[Records excerpted from a collection]

_____

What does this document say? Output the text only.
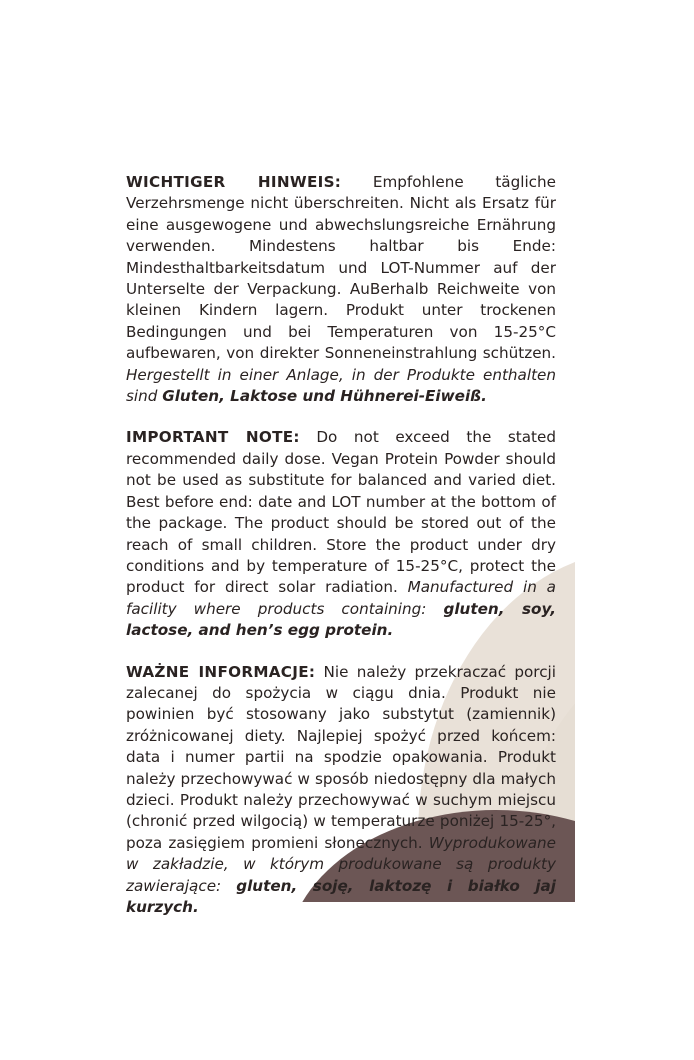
WICHTIGER HINWEIS: Empfohlene tägliche Verzehrsmenge nicht überschreiten. Nicht als Ersatz für eine ausgewogene und abwechslungsreiche Ernährung verwenden. Mindestens haltbar bis Ende: Mindesthaltbarkeitsdatum und LOT-Nummer auf der Unterselte der Verpackung. AuBerhalb Reichweite von kleinen Kindern lagern. Produkt unter trockenen Bedingungen und bei Temperaturen von 15-25°C aufbewaren, von direkter Sonneneinstrahlung schützen. Hergestellt in einer Anlage, in der Produkte enthalten sind Gluten, Laktose und Hühnerei-Eiweiß.

IMPORTANT NOTE: Do not exceed the stated recommended daily dose. Vegan Protein Powder should not be used as substitute for balanced and varied diet. Best before end: date and LOT number at the bottom of the package. The product should be stored out of the reach of small children. Store the product under dry conditions and by temperature of 15-25°C, protect the product for direct solar radiation. Manufactured in a facility where products containing: gluten, soy, lactose, and hen’s egg protein.

WAŻNE INFORMACJE: Nie należy przekraczać porcji zalecanej do spożycia w ciągu dnia. Produkt nie powinien być stosowany jako substytut (zamiennik) zróżnicowanej diety. Najlepiej spożyć przed końcem: data i numer partii na spodzie opakowania. Produkt należy przechowywać w sposób niedostępny dla małych dzieci. Produkt należy przechowywać w suchym miejscu (chronić przed wilgocią) w temperaturze poniżej 15-25°, poza zasięgiem promieni słonecznych. Wyprodukowane w zakładzie, w którym produkowane są produkty zawierające: gluten, soję, laktozę i białko jaj kurzych.
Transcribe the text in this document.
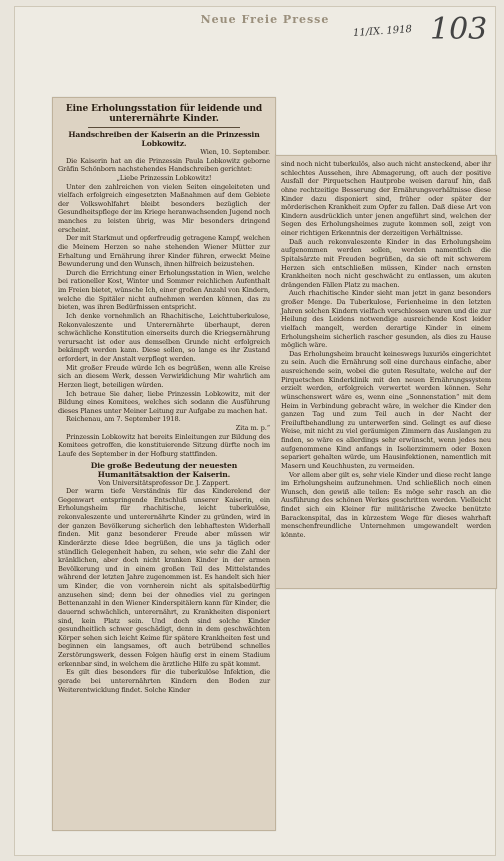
Neue Freie Presse
11/IX. 1918 103
Eine Erholungsstation für leidende und unterernährte Kinder.
Handschreiben der Kaiserin an die Prinzessin Lobkowitz.
Wien, 10. September.
Die Kaiserin hat an die Prinzessin Paula Lobkowitz geborne Gräfin Schönborn nachstehendes Handschreiben gerichtet:
„Liebe Prinzessin Lobkowitz!
Unter den zahlreichen von vielen Seiten eingeleiteten und vielfach erfolgreich eingesetzten Maßnahmen auf dem Gebiete der Volkswohlfahrt bleibt besonders bezüglich der Gesundheitspflege der im Kriege heranwachsenden Jugend noch manches zu leisten übrig, was Mir besonders dringend erscheint.
Der mit Starkmut und opferfreudig getragene Kampf, welchen die Meinem Herzen so nahe stehenden Wiener Mütter zur Erhaltung und Ernährung ihrer Kinder führen, erweckt Meine Bewunderung und den Wunsch, ihnen hilfreich beizustehen.
Durch die Errichtung einer Erholungsstation in Wien, welche bei rationeller Kost, Winter und Sommer reichlichen Aufenthalt im Freien bietet, wünsche Ich, einer großen Anzahl von Kindern, welche die Spitäler nicht aufnehmen werden können, das zu bieten, was ihren Bedürfnissen entspricht.
Ich denke vornehmlich an Rhachitische, Leichttuberkulose, Rekonvaleszente und Unterernährte überhaupt, deren schwächliche Konstitution einerseits durch die Kriegsernährung verursacht ist oder aus demselben Grunde nicht erfolgreich bekämpft werden kann. Diese sollen, so lange es ihr Zustand erfordert, in der Anstalt verpflegt werden.
Mit großer Freude würde Ich es begrüßen, wenn alle Kreise sich an diesem Werk, dessen Verwirklichung Mir wahrlich am Herzen liegt, beteiligen würden.
Ich betraue Sie daher, liebe Prinzessin Lobkowitz, mit der Bildung eines Komitees, welches sich sodann die Ausführung dieses Planes unter Meiner Leitung zur Aufgabe zu machen hat.
Reichenau, am 7. September 1918.
Zita m. p.“
Prinzessin Lobkowitz hat bereits Einleitungen zur Bildung des Komitees getroffen, die konstituierende Sitzung dürfte noch im Laufe des September in der Hofburg stattfinden.
Die große Bedeutung der neuesten Humanitätsaktion der Kaiserin.
Von Universitätsprofessor Dr. J. Zappert.
Der warm tiefe Verständnis für das Kinderelend der Gegenwart entspringende Entschluß unserer Kaiserin, ein Erholungsheim für rhachitische, leicht tuberkulöse, rekonvaleszente und unterernährte Kinder zu gründen, wird in der ganzen Bevölkerung sicherlich den lebhaftesten Widerhall finden. Mit ganz besonderer Freude aber müssen wir Kinderärzte diese Idee begrüßen, die uns ja täglich oder stündlich Gelegenheit haben, zu sehen, wie sehr die Zahl der kränklichen, aber doch nicht kranken Kinder in der armen Bevölkerung und in einem großen Teil des Mittelstandes während der letzten Jahre zugenommen ist. Es handelt sich hier um Kinder, die von vornherein nicht als spitalsbedürftig anzusehen sind; denn bei der ohnedies viel zu geringen Bettenanzahl in den Wiener Kinderspitälern kann für Kinder, die dauernd schwächlich, unterernährt, zu Krankheiten disponiert sind, kein Platz sein. Und doch sind solche Kinder gesundheitlich schwer geschädigt, denn in dem geschwächten Körper sehen sich leicht Keime für spätere Krankheiten fest und beginnen ein langsames, oft auch betrübend schnelles Zerstörungswerk, dessen Folgen häufig erst in einem Stadium erkennbar sind, in welchem die ärztliche Hilfe zu spät kommt.
Es gilt dies besonders für die tuberkulöse Infektion, die gerade bei unterernährten Kindern den Boden zur Weiterentwicklung findet. Solche Kinder
sind noch nicht tuberkulös, also auch nicht ansteckend, aber ihr schlechtes Aussehen, ihre Abmagerung, oft auch der positive Ausfall der Pirquetschen Hautprobe weisen darauf hin, daß ohne rechtzeitige Besserung der Ernährungsverhältnisse diese Kinder dazu disponiert sind, früher oder später der mörderischen Krankheit zum Opfer zu fallen. Daß diese Art von Kindern ausdrücklich unter jenen angeführt sind, welchen der Segen des Erholungsheimes zugute kommen soll, zeigt von einer richtigen Erkenntnis der derzeitigen Verhältnisse.
Daß auch rekonvaleszente Kinder in das Erholungsheim aufgenommen werden sollen, werden namentlich die Spitalsärzte mit Freuden begrüßen, da sie oft mit schwerem Herzen sich entschließen müssen, Kinder nach ernsten Krankheiten noch nicht geschwächt zu entlassen, um akuten drängenden Fällen Platz zu machen.
Auch rhachitische Kinder sieht man jetzt in ganz besonders großer Menge. Da Tuberkulose, Ferienheime in den letzten Jahren solchen Kindern vielfach verschlossen waren und die zur Heilung des Leidens notwendige ausreichende Kost leider vielfach mangelt, werden derartige Kinder in einem Erholungsheim sicherlich rascher gesunden, als dies zu Hause möglich wäre.
Das Erholungsheim braucht keineswegs luxuriös eingerichtet zu sein. Auch die Ernährung soll eine durchaus einfache, aber ausreichende sein, wobei die guten Resultate, welche auf der Pirquetschen Kinderklinik mit den neuen Ernährungssystem erzielt werden, erfolgreich verwertet werden können. Sehr wünschenswert wäre es, wenn eine „Sonnenstation“ mit dem Heim in Verbindung gebracht wäre, in welcher die Kinder den ganzen Tag und zum Teil auch in der Nacht der Freiluftbehandlung zu unterwerfen sind. Gelingt es auf diese Weise, mit nicht zu viel geräumigen Zimmern das Auslangen zu finden, so wäre es allerdings sehr erwünscht, wenn jedes neu aufgenommene Kind anfangs in Isolierzimmern oder Boxen separiert gehalten würde, um Hausinfektionen, namentlich mit Masern und Keuchhusten, zu vermeiden.
Vor allem aber gilt es, sehr viele Kinder und diese recht lange im Erholungsheim aufzunehmen. Und schließlich noch einen Wunsch, den gewiß alle teilen: Es möge sehr rasch an die Ausführung des schönen Werkes geschritten werden. Vielleicht findet sich ein Kleiner für militärische Zwecke benützte Barackenspital, das in kürzestem Wege für dieses wahrhaft menschenfreundliche Unternehmen umgewandelt werden könnte.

_____

Reproduce the data exactly, please, and omit its pictures.

What does this document say? Output the text only.
WICHTIGER HINWEIS: Empfohlene tägliche Verzehrsmenge nicht überschreiten. Nicht als Ersatz für eine ausgewogene und abwechslungsreiche Ernährung verwenden. Mindestens haltbar bis Ende: Mindesthaltbarkeitsdatum und LOT-Nummer auf der Unterselte der Verpackung. AuBerhalb Reichweite von kleinen Kindern lagern. Produkt unter trockenen Bedingungen und bei Temperaturen von 15-25°C aufbewaren, von direkter Sonneneinstrahlung schützen. Hergestellt in einer Anlage, in der Produkte enthalten sind Gluten, Laktose und Hühnerei-Eiweiß.

IMPORTANT NOTE: Do not exceed the stated recommended daily dose. Vegan Protein Powder should not be used as substitute for balanced and varied diet. Best before end: date and LOT number at the bottom of the package. The product should be stored out of the reach of small children. Store the product under dry conditions and by temperature of 15-25°C, protect the product for direct solar radiation. Manufactured in a facility where products containing: gluten, soy, lactose, and hen’s egg protein.

WAŻNE INFORMACJE: Nie należy przekraczać porcji zalecanej do spożycia w ciągu dnia. Produkt nie powinien być stosowany jako substytut (zamiennik) zróżnicowanej diety. Najlepiej spożyć przed końcem: data i numer partii na spodzie opakowania. Produkt należy przechowywać w sposób niedostępny dla małych dzieci. Produkt należy przechowywać w suchym miejscu (chronić przed wilgocią) w temperaturze poniżej 15-25°, poza zasięgiem promieni słonecznych. Wyprodukowane w zakładzie, w którym produkowane są produkty zawierające: gluten, soję, laktozę i białko jaj kurzych.
Transcribe the text in this document.
Neue Freie Presse
11/IX. 1918 103
Eine Erholungsstation für leidende und unterernährte Kinder.
Handschreiben der Kaiserin an die Prinzessin Lobkowitz.
Wien, 10. September.
Die Kaiserin hat an die Prinzessin Paula Lobkowitz geborne Gräfin Schönborn nachstehendes Handschreiben gerichtet:
„Liebe Prinzessin Lobkowitz!
Unter den zahlreichen von vielen Seiten eingeleiteten und vielfach erfolgreich eingesetzten Maßnahmen auf dem Gebiete der Volkswohlfahrt bleibt besonders bezüglich der Gesundheitspflege der im Kriege heranwachsenden Jugend noch manches zu leisten übrig, was Mir besonders dringend erscheint.
Der mit Starkmut und opferfreudig getragene Kampf, welchen die Meinem Herzen so nahe stehenden Wiener Mütter zur Erhaltung und Ernährung ihrer Kinder führen, erweckt Meine Bewunderung und den Wunsch, ihnen hilfreich beizustehen.
Durch die Errichtung einer Erholungsstation in Wien, welche bei rationeller Kost, Winter und Sommer reichlichen Aufenthalt im Freien bietet, wünsche Ich, einer großen Anzahl von Kindern, welche die Spitäler nicht aufnehmen werden können, das zu bieten, was ihren Bedürfnissen entspricht.
Ich denke vornehmlich an Rhachitische, Leichttuberkulose, Rekonvaleszente und Unterernährte überhaupt, deren schwächliche Konstitution einerseits durch die Kriegsernährung verursacht ist oder aus demselben Grunde nicht erfolgreich bekämpft werden kann. Diese sollen, so lange es ihr Zustand erfordert, in der Anstalt verpflegt werden.
Mit großer Freude würde Ich es begrüßen, wenn alle Kreise sich an diesem Werk, dessen Verwirklichung Mir wahrlich am Herzen liegt, beteiligen würden.
Ich betraue Sie daher, liebe Prinzessin Lobkowitz, mit der Bildung eines Komitees, welches sich sodann die Ausführung dieses Planes unter Meiner Leitung zur Aufgabe zu machen hat.
Reichenau, am 7. September 1918.
Zita m. p.“
Prinzessin Lobkowitz hat bereits Einleitungen zur Bildung des Komitees getroffen, die konstituierende Sitzung dürfte noch im Laufe des September in der Hofburg stattfinden.
Die große Bedeutung der neuesten Humanitätsaktion der Kaiserin.
Von Universitätsprofessor Dr. J. Zappert.
Der warm tiefe Verständnis für das Kinderelend der Gegenwart entspringende Entschluß unserer Kaiserin, ein Erholungsheim für rhachitische, leicht tuberkulöse, rekonvaleszente und unterernährte Kinder zu gründen, wird in der ganzen Bevölkerung sicherlich den lebhaftesten Widerhall finden. Mit ganz besonderer Freude aber müssen wir Kinderärzte diese Idee begrüßen, die uns ja täglich oder stündlich Gelegenheit haben, zu sehen, wie sehr die Zahl der kränklichen, aber doch nicht kranken Kinder in der armen Bevölkerung und in einem großen Teil des Mittelstandes während der letzten Jahre zugenommen ist. Es handelt sich hier um Kinder, die von vornherein nicht als spitalsbedürftig anzusehen sind; denn bei der ohnedies viel zu geringen Bettenanzahl in den Wiener Kinderspitälern kann für Kinder, die dauernd schwächlich, unterernährt, zu Krankheiten disponiert sind, kein Platz sein. Und doch sind solche Kinder gesundheitlich schwer geschädigt, denn in dem geschwächten Körper sehen sich leicht Keime für spätere Krankheiten fest und beginnen ein langsames, oft auch betrübend schnelles Zerstörungswerk, dessen Folgen häufig erst in einem Stadium erkennbar sind, in welchem die ärztliche Hilfe zu spät kommt.
Es gilt dies besonders für die tuberkulöse Infektion, die gerade bei unterernährten Kindern den Boden zur Weiterentwicklung findet. Solche Kinder
sind noch nicht tuberkulös, also auch nicht ansteckend, aber ihr schlechtes Aussehen, ihre Abmagerung, oft auch der positive Ausfall der Pirquetschen Hautprobe weisen darauf hin, daß ohne rechtzeitige Besserung der Ernährungsverhältnisse diese Kinder dazu disponiert sind, früher oder später der mörderischen Krankheit zum Opfer zu fallen. Daß diese Art von Kindern ausdrücklich unter jenen angeführt sind, welchen der Segen des Erholungsheimes zugute kommen soll, zeigt von einer richtigen Erkenntnis der derzeitigen Verhältnisse.
Daß auch rekonvaleszente Kinder in das Erholungsheim aufgenommen werden sollen, werden namentlich die Spitalsärzte mit Freuden begrüßen, da sie oft mit schwerem Herzen sich entschließen müssen, Kinder nach ernsten Krankheiten noch nicht geschwächt zu entlassen, um akuten drängenden Fällen Platz zu machen.
Auch rhachitische Kinder sieht man jetzt in ganz besonders großer Menge. Da Tuberkulose, Ferienheime in den letzten Jahren solchen Kindern vielfach verschlossen waren und die zur Heilung des Leidens notwendige ausreichende Kost leider vielfach mangelt, werden derartige Kinder in einem Erholungsheim sicherlich rascher gesunden, als dies zu Hause möglich wäre.
Das Erholungsheim braucht keineswegs luxuriös eingerichtet zu sein. Auch die Ernährung soll eine durchaus einfache, aber ausreichende sein, wobei die guten Resultate, welche auf der Pirquetschen Kinderklinik mit den neuen Ernährungssystem erzielt werden, erfolgreich verwertet werden können. Sehr wünschenswert wäre es, wenn eine „Sonnenstation“ mit dem Heim in Verbindung gebracht wäre, in welcher die Kinder den ganzen Tag und zum Teil auch in der Nacht der Freiluftbehandlung zu unterwerfen sind. Gelingt es auf diese Weise, mit nicht zu viel geräumigen Zimmern das Auslangen zu finden, so wäre es allerdings sehr erwünscht, wenn jedes neu aufgenommene Kind anfangs in Isolierzimmern oder Boxen separiert gehalten würde, um Hausinfektionen, namentlich mit Masern und Keuchhusten, zu vermeiden.
Vor allem aber gilt es, sehr viele Kinder und diese recht lange im Erholungsheim aufzunehmen. Und schließlich noch einen Wunsch, den gewiß alle teilen: Es möge sehr rasch an die Ausführung des schönen Werkes geschritten werden. Vielleicht findet sich ein Kleiner für militärische Zwecke benützte Barackenspital, das in kürzestem Wege für dieses wahrhaft menschenfreundliche Unternehmen umgewandelt werden könnte.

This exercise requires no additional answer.